Directions for this task: What follows is a listing. Return every line of it exactly.

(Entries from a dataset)
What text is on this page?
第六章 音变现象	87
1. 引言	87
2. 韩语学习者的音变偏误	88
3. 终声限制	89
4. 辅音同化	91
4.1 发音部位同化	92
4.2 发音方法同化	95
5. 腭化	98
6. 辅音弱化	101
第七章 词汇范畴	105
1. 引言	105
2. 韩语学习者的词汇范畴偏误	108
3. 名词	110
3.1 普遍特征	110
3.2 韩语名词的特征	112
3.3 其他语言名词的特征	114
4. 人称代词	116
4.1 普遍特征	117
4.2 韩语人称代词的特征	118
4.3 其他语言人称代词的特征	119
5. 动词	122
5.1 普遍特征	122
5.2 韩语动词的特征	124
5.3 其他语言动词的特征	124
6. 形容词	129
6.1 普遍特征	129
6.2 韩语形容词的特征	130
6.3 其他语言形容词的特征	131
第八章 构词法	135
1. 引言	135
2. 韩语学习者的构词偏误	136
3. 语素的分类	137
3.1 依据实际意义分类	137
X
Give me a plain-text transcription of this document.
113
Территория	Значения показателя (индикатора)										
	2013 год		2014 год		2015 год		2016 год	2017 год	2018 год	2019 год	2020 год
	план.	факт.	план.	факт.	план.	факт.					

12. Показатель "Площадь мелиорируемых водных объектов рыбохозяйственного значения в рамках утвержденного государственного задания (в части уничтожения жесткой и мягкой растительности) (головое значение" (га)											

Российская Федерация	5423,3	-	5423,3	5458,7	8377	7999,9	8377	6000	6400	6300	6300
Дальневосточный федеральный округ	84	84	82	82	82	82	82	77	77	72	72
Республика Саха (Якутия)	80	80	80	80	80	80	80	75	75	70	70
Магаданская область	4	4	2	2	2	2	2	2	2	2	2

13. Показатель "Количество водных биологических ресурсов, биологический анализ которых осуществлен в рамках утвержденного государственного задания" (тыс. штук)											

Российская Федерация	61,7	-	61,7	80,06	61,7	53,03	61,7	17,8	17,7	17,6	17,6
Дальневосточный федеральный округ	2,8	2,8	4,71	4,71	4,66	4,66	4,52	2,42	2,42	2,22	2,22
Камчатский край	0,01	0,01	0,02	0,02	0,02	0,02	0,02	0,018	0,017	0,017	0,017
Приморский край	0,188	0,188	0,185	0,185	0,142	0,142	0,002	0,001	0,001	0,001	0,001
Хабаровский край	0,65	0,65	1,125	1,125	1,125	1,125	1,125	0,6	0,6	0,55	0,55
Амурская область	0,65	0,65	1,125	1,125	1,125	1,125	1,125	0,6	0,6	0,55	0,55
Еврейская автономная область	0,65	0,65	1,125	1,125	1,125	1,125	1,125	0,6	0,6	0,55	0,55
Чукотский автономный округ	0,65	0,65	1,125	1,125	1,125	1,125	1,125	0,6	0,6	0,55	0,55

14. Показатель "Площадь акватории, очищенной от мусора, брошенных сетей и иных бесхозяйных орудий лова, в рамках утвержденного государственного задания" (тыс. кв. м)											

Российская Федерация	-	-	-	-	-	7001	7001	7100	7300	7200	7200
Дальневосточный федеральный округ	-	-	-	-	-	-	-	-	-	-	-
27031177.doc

Written response:
What text is on this page?
第六章 音变现象	87
1. 引言	87
2. 韩语学习者的音变偏误	88
3. 终声限制	89
4. 辅音同化	91
4.1 发音部位同化	92
4.2 发音方法同化	95
5. 腭化	98
6. 辅音弱化	101
第七章 词汇范畴	105
1. 引言	105
2. 韩语学习者的词汇范畴偏误	108
3. 名词	110
3.1 普遍特征	110
3.2 韩语名词的特征	112
3.3 其他语言名词的特征	114
4. 人称代词	116
4.1 普遍特征	117
4.2 韩语人称代词的特征	118
4.3 其他语言人称代词的特征	119
5. 动词	122
5.1 普遍特征	122
5.2 韩语动词的特征	124
5.3 其他语言动词的特征	124
6. 形容词	129
6.1 普遍特征	129
6.2 韩语形容词的特征	130
6.3 其他语言形容词的特征	131
第八章 构词法	135
1. 引言	135
2. 韩语学习者的构词偏误	136
3. 语素的分类	137
3.1 依据实际意义分类	137
X
Give me a plain-text transcription of this document.
113
Территория	Значения показателя (индикатора)										
	2013 год		2014 год		2015 год		2016 год	2017 год	2018 год	2019 год	2020 год
	план.	факт.	план.	факт.	план.	факт.					

12. Показатель "Площадь мелиорируемых водных объектов рыбохозяйственного значения в рамках утвержденного государственного задания (в части уничтожения жесткой и мягкой растительности) (головое значение" (га)											

Российская Федерация	5423,3	-	5423,3	5458,7	8377	7999,9	8377	6000	6400	6300	6300
Дальневосточный федеральный округ	84	84	82	82	82	82	82	77	77	72	72
Республика Саха (Якутия)	80	80	80	80	80	80	80	75	75	70	70
Магаданская область	4	4	2	2	2	2	2	2	2	2	2

13. Показатель "Количество водных биологических ресурсов, биологический анализ которых осуществлен в рамках утвержденного государственного задания" (тыс. штук)											

Российская Федерация	61,7	-	61,7	80,06	61,7	53,03	61,7	17,8	17,7	17,6	17,6
Дальневосточный федеральный округ	2,8	2,8	4,71	4,71	4,66	4,66	4,52	2,42	2,42	2,22	2,22
Камчатский край	0,01	0,01	0,02	0,02	0,02	0,02	0,02	0,018	0,017	0,017	0,017
Приморский край	0,188	0,188	0,185	0,185	0,142	0,142	0,002	0,001	0,001	0,001	0,001
Хабаровский край	0,65	0,65	1,125	1,125	1,125	1,125	1,125	0,6	0,6	0,55	0,55
Амурская область	0,65	0,65	1,125	1,125	1,125	1,125	1,125	0,6	0,6	0,55	0,55
Еврейская автономная область	0,65	0,65	1,125	1,125	1,125	1,125	1,125	0,6	0,6	0,55	0,55
Чукотский автономный округ	0,65	0,65	1,125	1,125	1,125	1,125	1,125	0,6	0,6	0,55	0,55

14. Показатель "Площадь акватории, очищенной от мусора, брошенных сетей и иных бесхозяйных орудий лова, в рамках утвержденного государственного задания" (тыс. кв. м)											

Российская Федерация	-	-	-	-	-	7001	7001	7100	7300	7200	7200
Дальневосточный федеральный округ	-	-	-	-	-	-	-	-	-	-	-
27031177.doc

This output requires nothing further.